* _TEXTAUSZUG_:

☆ ☆ ☆

Trump kündigt neue Zölle gegen Kanada an: Ein Spannungsfeld aus Werbekampagnen und Handelsgesprächen
US-Präsident Donald Trump hat überraschend neue Zölle in Höhe von zehn Prozent auf kanadische Importe angekündigt. Der Vorwurf: Eine kanadische Werbekampagne, die sich gegen Zölle aussprach, war seiner Meinung nach irreführend und wurde während eines hochkarätigen Baseball-Spiels gezeigt. Dies sorgte für Unmut im Weißen Haus, denn Trump, der die Plattform Truth Social für seine Ankündigungen nutzt, blieb in seiner Kritik unerbittlich.
Ontario reagierte prompt, wenn auch nicht sofort. Nach massiver Kritik durch Trump verkündete Doug Ford, Premier der kanadischen Provinz, die Ausstrahlung des betreffenden Clips ab Montag auszusetzen - ein Zugeständnis, das jedoch die Handelsgespräche noch nicht wiederbeleben konnte. 'Wir haben unser Ziel erreicht', kommentierte Ford, dessen Hauptintention eine breite öffentliche Diskussion über Zölle und deren Auswirkungen war. Zur Überraschung vieler zog die Kampagne das Augenmerk auf sich, indem sie die historische Stimme von Ex-US-Präsident Ronald Reagan zur Verdeutlichung ihrer Message nutzte.
Doch dies blieb nicht ohne Konsequenzen. Die US-amerikanische Ronald Reagan Presidential Foundation beanstandete den unautorisierten Gebrauch der Reagan-Aufnahmen und erwägt nun rechtliche Schritte. Die Organisation sah darin eine selektive und irreführende Darstellung von Reagans Ansichten, worauf sie in einer Mitteilung auf der Plattform X verwies.
Trump wirft der kanadischen Seite nicht nur Falschdarstellung, sondern auch eine 'feindselige Handlung' vor und äußerte Bedenken über eine vermeintliche Einflussnahme Kanadas auf die US-Rechtsinstanzen. Gegenwärtig befasst sich der Supreme Court auf Antrag der US-Regierung mit Trumps Zollpolitik, die in den unteren Instanzen Niederlagen einstecken musste.
Noch vor wenigen Wochen schien das Verhältnis zwischen Trump und Kanadas Premierminister Mark Carney harmonisch, als Trump Carney im Weißen Haus empfing und sich positiv über gemeinsame Vereinbarungen äußerte. Allerdings hatte es bereits im August Spannungen gegeben, als die USA Zölle von 35 Prozent auf kanadische Importe verhängten, begründet mit Kanadas angeblich unzureichender Bekämpfung des Drogenhandels.

☆ ☆ ☆

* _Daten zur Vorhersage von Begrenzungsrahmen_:
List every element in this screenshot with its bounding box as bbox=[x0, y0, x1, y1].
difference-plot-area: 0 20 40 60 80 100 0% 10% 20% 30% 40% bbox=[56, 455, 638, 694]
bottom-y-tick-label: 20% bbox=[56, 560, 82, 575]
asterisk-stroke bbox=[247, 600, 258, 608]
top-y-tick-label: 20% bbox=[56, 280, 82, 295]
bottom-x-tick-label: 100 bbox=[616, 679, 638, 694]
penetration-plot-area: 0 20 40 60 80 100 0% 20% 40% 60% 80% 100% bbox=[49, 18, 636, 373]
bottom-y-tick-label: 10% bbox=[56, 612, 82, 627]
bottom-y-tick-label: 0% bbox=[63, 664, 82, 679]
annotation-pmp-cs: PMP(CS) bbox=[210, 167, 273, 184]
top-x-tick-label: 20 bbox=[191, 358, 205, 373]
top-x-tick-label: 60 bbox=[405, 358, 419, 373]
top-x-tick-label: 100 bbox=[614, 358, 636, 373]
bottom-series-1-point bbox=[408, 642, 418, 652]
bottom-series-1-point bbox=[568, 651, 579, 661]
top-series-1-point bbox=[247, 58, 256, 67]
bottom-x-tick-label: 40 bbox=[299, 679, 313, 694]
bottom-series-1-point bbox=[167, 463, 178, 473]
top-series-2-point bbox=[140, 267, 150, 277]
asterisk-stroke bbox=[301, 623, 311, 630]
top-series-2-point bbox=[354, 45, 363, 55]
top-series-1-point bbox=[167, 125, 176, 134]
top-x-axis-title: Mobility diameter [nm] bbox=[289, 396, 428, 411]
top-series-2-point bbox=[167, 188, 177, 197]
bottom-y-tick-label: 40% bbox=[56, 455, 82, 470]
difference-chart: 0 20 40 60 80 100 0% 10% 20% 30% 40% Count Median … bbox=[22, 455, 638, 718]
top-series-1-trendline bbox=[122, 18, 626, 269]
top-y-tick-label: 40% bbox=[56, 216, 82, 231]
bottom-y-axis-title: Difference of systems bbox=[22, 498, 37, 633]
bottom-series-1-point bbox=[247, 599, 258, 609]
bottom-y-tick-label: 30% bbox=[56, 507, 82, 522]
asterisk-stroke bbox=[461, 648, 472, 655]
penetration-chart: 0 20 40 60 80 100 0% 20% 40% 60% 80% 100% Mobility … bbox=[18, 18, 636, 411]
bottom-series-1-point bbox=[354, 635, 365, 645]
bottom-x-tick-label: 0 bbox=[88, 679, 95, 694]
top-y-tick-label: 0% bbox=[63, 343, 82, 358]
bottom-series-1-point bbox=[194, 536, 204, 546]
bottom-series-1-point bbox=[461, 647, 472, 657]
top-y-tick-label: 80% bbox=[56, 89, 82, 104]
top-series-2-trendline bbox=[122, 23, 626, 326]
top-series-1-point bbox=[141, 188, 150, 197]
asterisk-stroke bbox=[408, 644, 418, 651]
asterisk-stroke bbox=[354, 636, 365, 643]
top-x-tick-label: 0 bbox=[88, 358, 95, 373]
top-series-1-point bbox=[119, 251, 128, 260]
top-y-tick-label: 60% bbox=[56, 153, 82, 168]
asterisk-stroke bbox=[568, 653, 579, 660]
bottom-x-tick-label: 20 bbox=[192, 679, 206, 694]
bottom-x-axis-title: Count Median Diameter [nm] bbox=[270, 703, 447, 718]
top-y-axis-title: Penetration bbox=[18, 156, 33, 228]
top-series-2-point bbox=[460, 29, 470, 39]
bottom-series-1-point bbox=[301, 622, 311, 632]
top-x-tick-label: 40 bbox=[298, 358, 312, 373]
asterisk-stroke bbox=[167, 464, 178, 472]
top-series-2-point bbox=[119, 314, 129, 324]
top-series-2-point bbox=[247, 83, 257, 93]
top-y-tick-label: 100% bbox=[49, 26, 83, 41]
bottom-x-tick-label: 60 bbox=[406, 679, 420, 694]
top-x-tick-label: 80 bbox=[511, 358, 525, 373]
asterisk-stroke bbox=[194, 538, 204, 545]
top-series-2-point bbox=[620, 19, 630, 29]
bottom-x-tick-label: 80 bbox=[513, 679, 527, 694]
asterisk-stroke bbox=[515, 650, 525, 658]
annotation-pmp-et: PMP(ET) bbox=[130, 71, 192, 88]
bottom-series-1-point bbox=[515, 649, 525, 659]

☆ ☆ ☆

* _AUFGABE_:
Beantworten Sie anhand des Textes über die neuen Zölle gegen Kanada:
1. Wie hoch sind die neuen Zölle auf kanadische Importe, die Trump angekündigt hat?
2. Ab welchem Tag wird die Ausstrahlung des Clips ausgesetzt?
3. Womit wurden die Zölle von 35 Prozent begründet, die die USA im August verhängten?
Die Zeilen stammen aus einer anderen Quelle.

* _LÖSUNG_:
1. Zehn Prozent.
2. Ab Montag.
3. Mit Kanadas angeblich unzureichender Bekämpfung des Drogenhandels.